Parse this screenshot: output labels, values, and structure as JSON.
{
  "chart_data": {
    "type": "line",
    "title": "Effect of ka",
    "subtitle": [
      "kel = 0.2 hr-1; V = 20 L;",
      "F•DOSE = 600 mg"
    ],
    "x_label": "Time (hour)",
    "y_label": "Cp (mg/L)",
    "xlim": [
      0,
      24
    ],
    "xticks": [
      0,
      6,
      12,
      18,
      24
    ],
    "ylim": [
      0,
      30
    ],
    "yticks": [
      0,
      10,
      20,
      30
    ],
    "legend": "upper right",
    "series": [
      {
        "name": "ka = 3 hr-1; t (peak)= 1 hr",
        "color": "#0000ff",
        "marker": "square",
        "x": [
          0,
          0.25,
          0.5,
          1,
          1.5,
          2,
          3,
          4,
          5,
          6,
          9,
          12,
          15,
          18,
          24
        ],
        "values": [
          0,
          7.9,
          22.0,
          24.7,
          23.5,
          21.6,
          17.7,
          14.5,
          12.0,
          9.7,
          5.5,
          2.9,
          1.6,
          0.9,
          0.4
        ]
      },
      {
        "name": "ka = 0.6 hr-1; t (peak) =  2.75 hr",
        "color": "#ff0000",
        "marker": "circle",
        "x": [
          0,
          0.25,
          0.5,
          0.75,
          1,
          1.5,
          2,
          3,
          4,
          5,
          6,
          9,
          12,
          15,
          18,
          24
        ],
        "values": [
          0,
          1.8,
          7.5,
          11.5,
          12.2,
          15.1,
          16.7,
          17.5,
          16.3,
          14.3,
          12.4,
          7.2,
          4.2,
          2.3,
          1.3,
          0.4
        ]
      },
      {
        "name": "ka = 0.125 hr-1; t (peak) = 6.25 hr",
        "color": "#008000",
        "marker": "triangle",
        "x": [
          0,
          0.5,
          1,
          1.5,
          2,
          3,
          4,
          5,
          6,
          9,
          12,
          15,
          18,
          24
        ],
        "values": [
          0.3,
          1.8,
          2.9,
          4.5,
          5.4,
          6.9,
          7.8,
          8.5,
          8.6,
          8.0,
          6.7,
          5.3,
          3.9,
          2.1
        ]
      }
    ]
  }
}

○ ○ ○ ○

• **OBJECTIVE**:
The entries above should be repeated exactly, every one of them.

• **EXERCISE OUTPUT**:
Parse this screenshot: output labels, values, and structure as JSON.
{
  "chart_data": {
    "type": "line",
    "title": "Effect of ka",
    "subtitle": [
      "kel = 0.2 hr-1; V = 20 L;",
      "F•DOSE = 600 mg"
    ],
    "x_label": "Time (hour)",
    "y_label": "Cp (mg/L)",
    "xlim": [
      0,
      24
    ],
    "xticks": [
      0,
      6,
      12,
      18,
      24
    ],
    "ylim": [
      0,
      30
    ],
    "yticks": [
      0,
      10,
      20,
      30
    ],
    "legend": "upper right",
    "series": [
      {
        "name": "ka = 3 hr-1; t (peak)= 1 hr",
        "color": "#0000ff",
        "marker": "square",
        "x": [
          0,
          0.25,
          0.5,
          1,
          1.5,
          2,
          3,
          4,
          5,
          6,
          9,
          12,
          15,
          18,
          24
        ],
        "values": [
          0,
          7.9,
          22.0,
          24.7,
          23.5,
          21.6,
          17.7,
          14.5,
          12.0,
          9.7,
          5.5,
          2.9,
          1.6,
          0.9,
          0.4
        ]
      },
      {
        "name": "ka = 0.6 hr-1; t (peak) =  2.75 hr",
        "color": "#ff0000",
        "marker": "circle",
        "x": [
          0,
          0.25,
          0.5,
          0.75,
          1,
          1.5,
          2,
          3,
          4,
          5,
          6,
          9,
          12,
          15,
          18,
          24
        ],
        "values": [
          0,
          1.8,
          7.5,
          11.5,
          12.2,
          15.1,
          16.7,
          17.5,
          16.3,
          14.3,
          12.4,
          7.2,
          4.2,
          2.3,
          1.3,
          0.4
        ]
      },
      {
        "name": "ka = 0.125 hr-1; t (peak) = 6.25 hr",
        "color": "#008000",
        "marker": "triangle",
        "x": [
          0,
          0.5,
          1,
          1.5,
          2,
          3,
          4,
          5,
          6,
          9,
          12,
          15,
          18,
          24
        ],
        "values": [
          0.3,
          1.8,
          2.9,
          4.5,
          5.4,
          6.9,
          7.8,
          8.5,
          8.6,
          8.0,
          6.7,
          5.3,
          3.9,
          2.1
        ]
      }
    ]
  }
}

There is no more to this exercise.